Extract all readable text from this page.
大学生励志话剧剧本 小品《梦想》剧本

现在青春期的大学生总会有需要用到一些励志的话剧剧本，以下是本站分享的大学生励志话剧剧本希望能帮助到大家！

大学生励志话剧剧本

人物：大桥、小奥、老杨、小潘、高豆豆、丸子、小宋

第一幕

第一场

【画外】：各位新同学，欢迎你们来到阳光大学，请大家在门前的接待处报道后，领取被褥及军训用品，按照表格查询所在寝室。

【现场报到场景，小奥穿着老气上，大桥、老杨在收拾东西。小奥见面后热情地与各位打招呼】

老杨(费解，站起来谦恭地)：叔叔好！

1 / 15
────────────────────────────────────────
**Stated exercise**
Extract every record. Keep wording exact.

**Completed task**
Extract all readable text from this page.
大学生励志话剧剧本 小品《梦想》剧本

现在青春期的大学生总会有需要用到一些励志的话剧剧本，以下是本站分享的大学生励志话剧剧本希望能帮助到大家！

大学生励志话剧剧本

人物：大桥、小奥、老杨、小潘、高豆豆、丸子、小宋

第一幕

第一场

【画外】：各位新同学，欢迎你们来到阳光大学，请大家在门前的接待处报道后，领取被褥及军训用品，按照表格查询所在寝室。

【现场报到场景，小奥穿着老气上，大桥、老杨在收拾东西。小奥见面后热情地与各位打招呼】

老杨(费解，站起来谦恭地)：叔叔好！

1 / 15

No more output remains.